**EXERCISE DIRECTIONS:**
Print every one of the records below verbatim, line for line, with no changes.

**DATA SUPPLIED:**

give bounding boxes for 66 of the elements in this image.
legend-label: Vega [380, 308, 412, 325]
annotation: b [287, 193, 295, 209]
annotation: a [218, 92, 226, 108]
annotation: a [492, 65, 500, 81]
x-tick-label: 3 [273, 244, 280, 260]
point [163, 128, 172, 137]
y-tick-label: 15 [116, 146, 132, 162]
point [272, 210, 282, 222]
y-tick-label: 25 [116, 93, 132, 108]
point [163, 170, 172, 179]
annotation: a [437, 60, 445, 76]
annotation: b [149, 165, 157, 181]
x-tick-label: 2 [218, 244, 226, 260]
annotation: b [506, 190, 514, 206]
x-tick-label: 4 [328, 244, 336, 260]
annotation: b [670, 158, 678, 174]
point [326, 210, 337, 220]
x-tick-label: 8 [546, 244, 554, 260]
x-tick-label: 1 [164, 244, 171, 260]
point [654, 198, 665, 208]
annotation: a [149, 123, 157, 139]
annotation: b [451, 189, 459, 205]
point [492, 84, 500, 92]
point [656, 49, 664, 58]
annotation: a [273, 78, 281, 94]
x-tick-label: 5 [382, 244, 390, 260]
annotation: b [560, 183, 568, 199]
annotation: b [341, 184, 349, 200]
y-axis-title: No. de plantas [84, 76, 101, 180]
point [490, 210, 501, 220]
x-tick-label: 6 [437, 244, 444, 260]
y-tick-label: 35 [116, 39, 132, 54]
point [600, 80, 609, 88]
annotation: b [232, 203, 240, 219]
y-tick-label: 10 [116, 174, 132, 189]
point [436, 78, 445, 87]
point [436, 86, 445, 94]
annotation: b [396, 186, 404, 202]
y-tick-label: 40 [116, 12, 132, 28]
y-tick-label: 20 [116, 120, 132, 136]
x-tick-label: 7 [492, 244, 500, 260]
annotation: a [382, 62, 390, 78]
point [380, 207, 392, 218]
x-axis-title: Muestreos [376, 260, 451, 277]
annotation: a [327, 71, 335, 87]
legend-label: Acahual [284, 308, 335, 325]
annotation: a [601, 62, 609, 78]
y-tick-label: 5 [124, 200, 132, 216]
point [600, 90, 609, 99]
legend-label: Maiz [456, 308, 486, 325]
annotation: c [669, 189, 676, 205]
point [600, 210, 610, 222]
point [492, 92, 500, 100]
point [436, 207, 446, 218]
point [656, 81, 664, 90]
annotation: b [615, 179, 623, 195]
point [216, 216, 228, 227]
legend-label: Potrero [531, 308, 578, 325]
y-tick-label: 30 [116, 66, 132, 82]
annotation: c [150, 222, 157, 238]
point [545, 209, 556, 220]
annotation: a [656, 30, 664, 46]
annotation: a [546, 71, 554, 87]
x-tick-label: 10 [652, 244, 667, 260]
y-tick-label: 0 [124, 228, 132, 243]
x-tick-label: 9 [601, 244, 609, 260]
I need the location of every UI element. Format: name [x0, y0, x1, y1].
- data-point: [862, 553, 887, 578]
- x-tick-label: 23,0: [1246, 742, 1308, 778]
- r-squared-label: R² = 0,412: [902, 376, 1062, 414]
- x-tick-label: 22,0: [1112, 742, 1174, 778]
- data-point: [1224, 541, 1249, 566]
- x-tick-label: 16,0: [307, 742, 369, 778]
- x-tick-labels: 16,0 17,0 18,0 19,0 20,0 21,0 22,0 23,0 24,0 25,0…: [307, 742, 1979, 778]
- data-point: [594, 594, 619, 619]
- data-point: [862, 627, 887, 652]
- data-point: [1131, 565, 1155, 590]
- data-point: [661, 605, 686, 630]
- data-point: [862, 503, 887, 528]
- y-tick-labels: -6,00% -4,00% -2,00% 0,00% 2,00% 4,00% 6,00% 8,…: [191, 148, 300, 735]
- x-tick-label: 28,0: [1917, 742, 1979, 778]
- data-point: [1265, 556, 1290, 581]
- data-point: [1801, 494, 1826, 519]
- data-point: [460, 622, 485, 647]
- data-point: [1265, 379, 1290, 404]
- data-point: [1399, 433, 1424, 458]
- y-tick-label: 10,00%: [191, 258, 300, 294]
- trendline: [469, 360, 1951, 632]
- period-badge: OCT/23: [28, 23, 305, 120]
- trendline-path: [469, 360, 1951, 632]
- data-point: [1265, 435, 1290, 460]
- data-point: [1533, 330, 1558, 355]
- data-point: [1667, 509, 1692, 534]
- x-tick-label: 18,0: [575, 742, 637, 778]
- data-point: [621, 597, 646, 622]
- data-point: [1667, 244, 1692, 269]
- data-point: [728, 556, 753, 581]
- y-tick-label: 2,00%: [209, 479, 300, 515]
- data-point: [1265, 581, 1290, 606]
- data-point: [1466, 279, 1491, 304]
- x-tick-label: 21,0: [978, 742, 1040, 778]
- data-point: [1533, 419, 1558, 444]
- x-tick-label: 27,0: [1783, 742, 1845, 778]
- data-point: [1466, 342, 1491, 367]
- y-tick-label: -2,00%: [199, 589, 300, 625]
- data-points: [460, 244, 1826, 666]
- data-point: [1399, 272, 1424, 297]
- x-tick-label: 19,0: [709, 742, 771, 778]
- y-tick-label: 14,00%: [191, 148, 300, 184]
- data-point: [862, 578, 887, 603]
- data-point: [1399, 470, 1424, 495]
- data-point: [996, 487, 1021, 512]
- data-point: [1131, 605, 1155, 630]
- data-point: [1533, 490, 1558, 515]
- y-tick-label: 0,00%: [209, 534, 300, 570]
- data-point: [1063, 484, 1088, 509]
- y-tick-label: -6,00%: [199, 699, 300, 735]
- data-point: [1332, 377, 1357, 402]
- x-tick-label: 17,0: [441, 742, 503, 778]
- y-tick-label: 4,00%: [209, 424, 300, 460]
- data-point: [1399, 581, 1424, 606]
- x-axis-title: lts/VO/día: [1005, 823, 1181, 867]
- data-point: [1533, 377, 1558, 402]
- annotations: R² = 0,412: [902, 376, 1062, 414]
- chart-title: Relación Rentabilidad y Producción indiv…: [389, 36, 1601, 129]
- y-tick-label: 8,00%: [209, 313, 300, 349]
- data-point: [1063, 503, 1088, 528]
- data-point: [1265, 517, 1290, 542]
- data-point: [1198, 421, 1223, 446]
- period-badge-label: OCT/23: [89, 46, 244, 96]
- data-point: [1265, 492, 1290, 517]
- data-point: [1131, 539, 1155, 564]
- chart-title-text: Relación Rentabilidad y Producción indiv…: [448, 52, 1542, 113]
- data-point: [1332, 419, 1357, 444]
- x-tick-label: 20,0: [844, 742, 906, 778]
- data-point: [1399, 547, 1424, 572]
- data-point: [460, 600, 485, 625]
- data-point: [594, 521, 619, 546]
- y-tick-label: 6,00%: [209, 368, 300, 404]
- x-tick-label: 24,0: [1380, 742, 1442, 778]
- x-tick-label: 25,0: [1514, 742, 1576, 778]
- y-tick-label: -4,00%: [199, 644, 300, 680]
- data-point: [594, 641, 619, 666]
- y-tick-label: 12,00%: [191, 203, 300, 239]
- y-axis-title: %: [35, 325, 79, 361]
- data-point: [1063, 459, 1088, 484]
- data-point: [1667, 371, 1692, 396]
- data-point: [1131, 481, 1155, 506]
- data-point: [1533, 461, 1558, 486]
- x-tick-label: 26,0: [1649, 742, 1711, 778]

**RESULT OF THIS EXERCISE:**
give bounding boxes for 66 of the elements in this image.
legend-label: Vega [380, 308, 412, 325]
annotation: b [287, 193, 295, 209]
annotation: a [218, 92, 226, 108]
annotation: a [492, 65, 500, 81]
x-tick-label: 3 [273, 244, 280, 260]
point [163, 128, 172, 137]
y-tick-label: 15 [116, 146, 132, 162]
point [272, 210, 282, 222]
y-tick-label: 25 [116, 93, 132, 108]
point [163, 170, 172, 179]
annotation: a [437, 60, 445, 76]
annotation: b [149, 165, 157, 181]
x-tick-label: 2 [218, 244, 226, 260]
annotation: b [506, 190, 514, 206]
x-tick-label: 4 [328, 244, 336, 260]
annotation: b [670, 158, 678, 174]
point [326, 210, 337, 220]
x-tick-label: 8 [546, 244, 554, 260]
x-tick-label: 1 [164, 244, 171, 260]
point [654, 198, 665, 208]
annotation: a [149, 123, 157, 139]
annotation: b [451, 189, 459, 205]
point [492, 84, 500, 92]
point [656, 49, 664, 58]
annotation: a [273, 78, 281, 94]
x-tick-label: 5 [382, 244, 390, 260]
annotation: b [560, 183, 568, 199]
annotation: b [341, 184, 349, 200]
y-axis-title: No. de plantas [84, 76, 101, 180]
point [490, 210, 501, 220]
x-tick-label: 6 [437, 244, 444, 260]
y-tick-label: 35 [116, 39, 132, 54]
point [600, 80, 609, 88]
annotation: b [232, 203, 240, 219]
y-tick-label: 10 [116, 174, 132, 189]
point [436, 78, 445, 87]
point [436, 86, 445, 94]
annotation: b [396, 186, 404, 202]
y-tick-label: 40 [116, 12, 132, 28]
y-tick-label: 20 [116, 120, 132, 136]
x-tick-label: 7 [492, 244, 500, 260]
annotation: a [382, 62, 390, 78]
point [380, 207, 392, 218]
x-axis-title: Muestreos [376, 260, 451, 277]
annotation: a [327, 71, 335, 87]
legend-label: Acahual [284, 308, 335, 325]
annotation: a [601, 62, 609, 78]
y-tick-label: 5 [124, 200, 132, 216]
point [600, 90, 609, 99]
legend-label: Maiz [456, 308, 486, 325]
annotation: c [669, 189, 676, 205]
point [600, 210, 610, 222]
point [492, 92, 500, 100]
point [436, 207, 446, 218]
point [656, 81, 664, 90]
annotation: b [615, 179, 623, 195]
point [216, 216, 228, 227]
legend-label: Potrero [531, 308, 578, 325]
y-tick-label: 30 [116, 66, 132, 82]
annotation: c [150, 222, 157, 238]
point [545, 209, 556, 220]
annotation: a [656, 30, 664, 46]
annotation: a [546, 71, 554, 87]
x-tick-label: 10 [652, 244, 667, 260]
y-tick-label: 0 [124, 228, 132, 243]
x-tick-label: 9 [601, 244, 609, 260]
I need the location of every UI element. Format: name [x0, y0, x1, y1].
- data-point: [862, 553, 887, 578]
- x-tick-label: 23,0: [1246, 742, 1308, 778]
- r-squared-label: R² = 0,412: [902, 376, 1062, 414]
- x-tick-label: 22,0: [1112, 742, 1174, 778]
- data-point: [1224, 541, 1249, 566]
- x-tick-label: 16,0: [307, 742, 369, 778]
- x-tick-labels: 16,0 17,0 18,0 19,0 20,0 21,0 22,0 23,0 24,0 25,0…: [307, 742, 1979, 778]
- data-point: [594, 594, 619, 619]
- data-point: [862, 627, 887, 652]
- data-point: [1131, 565, 1155, 590]
- data-point: [661, 605, 686, 630]
- data-point: [862, 503, 887, 528]
- y-tick-labels: -6,00% -4,00% -2,00% 0,00% 2,00% 4,00% 6,00% 8,…: [191, 148, 300, 735]
- x-tick-label: 28,0: [1917, 742, 1979, 778]
- data-point: [1265, 556, 1290, 581]
- data-point: [1801, 494, 1826, 519]
- data-point: [460, 622, 485, 647]
- data-point: [1265, 379, 1290, 404]
- data-point: [1399, 433, 1424, 458]
- y-tick-label: 10,00%: [191, 258, 300, 294]
- trendline: [469, 360, 1951, 632]
- period-badge: OCT/23: [28, 23, 305, 120]
- trendline-path: [469, 360, 1951, 632]
- data-point: [1265, 435, 1290, 460]
- data-point: [1533, 330, 1558, 355]
- data-point: [1667, 509, 1692, 534]
- x-tick-label: 18,0: [575, 742, 637, 778]
- data-point: [621, 597, 646, 622]
- data-point: [1667, 244, 1692, 269]
- data-point: [728, 556, 753, 581]
- y-tick-label: 2,00%: [209, 479, 300, 515]
- data-point: [1265, 581, 1290, 606]
- data-point: [1466, 279, 1491, 304]
- x-tick-label: 21,0: [978, 742, 1040, 778]
- data-point: [1533, 419, 1558, 444]
- x-tick-label: 27,0: [1783, 742, 1845, 778]
- data-point: [1466, 342, 1491, 367]
- y-tick-label: -2,00%: [199, 589, 300, 625]
- data-points: [460, 244, 1826, 666]
- data-point: [1399, 272, 1424, 297]
- x-tick-label: 19,0: [709, 742, 771, 778]
- y-tick-label: 14,00%: [191, 148, 300, 184]
- data-point: [862, 578, 887, 603]
- data-point: [1399, 470, 1424, 495]
- data-point: [996, 487, 1021, 512]
- data-point: [1131, 605, 1155, 630]
- data-point: [1533, 490, 1558, 515]
- y-tick-label: 0,00%: [209, 534, 300, 570]
- data-point: [1063, 484, 1088, 509]
- y-tick-label: -6,00%: [199, 699, 300, 735]
- data-point: [1332, 377, 1357, 402]
- x-tick-label: 17,0: [441, 742, 503, 778]
- y-tick-label: 4,00%: [209, 424, 300, 460]
- data-point: [1399, 581, 1424, 606]
- x-axis-title: lts/VO/día: [1005, 823, 1181, 867]
- data-point: [1533, 377, 1558, 402]
- annotations: R² = 0,412: [902, 376, 1062, 414]
- chart-title: Relación Rentabilidad y Producción indiv…: [389, 36, 1601, 129]
- y-tick-label: 8,00%: [209, 313, 300, 349]
- data-point: [1063, 503, 1088, 528]
- data-point: [1265, 517, 1290, 542]
- data-point: [1198, 421, 1223, 446]
- period-badge-label: OCT/23: [89, 46, 244, 96]
- data-point: [1265, 492, 1290, 517]
- data-point: [1131, 539, 1155, 564]
- chart-title-text: Relación Rentabilidad y Producción indiv…: [448, 52, 1542, 113]
- data-point: [1332, 419, 1357, 444]
- x-tick-label: 20,0: [844, 742, 906, 778]
- data-point: [1399, 547, 1424, 572]
- data-point: [460, 600, 485, 625]
- data-point: [594, 521, 619, 546]
- y-tick-label: 6,00%: [209, 368, 300, 404]
- x-tick-label: 24,0: [1380, 742, 1442, 778]
- x-tick-label: 25,0: [1514, 742, 1576, 778]
- y-tick-label: -4,00%: [199, 644, 300, 680]
- data-point: [594, 641, 619, 666]
- y-tick-label: 12,00%: [191, 203, 300, 239]
- y-axis-title: %: [35, 325, 79, 361]
- data-point: [1063, 459, 1088, 484]
- data-point: [1667, 371, 1692, 396]
- data-point: [1131, 481, 1155, 506]
- data-point: [1533, 461, 1558, 486]
- x-tick-label: 26,0: [1649, 742, 1711, 778]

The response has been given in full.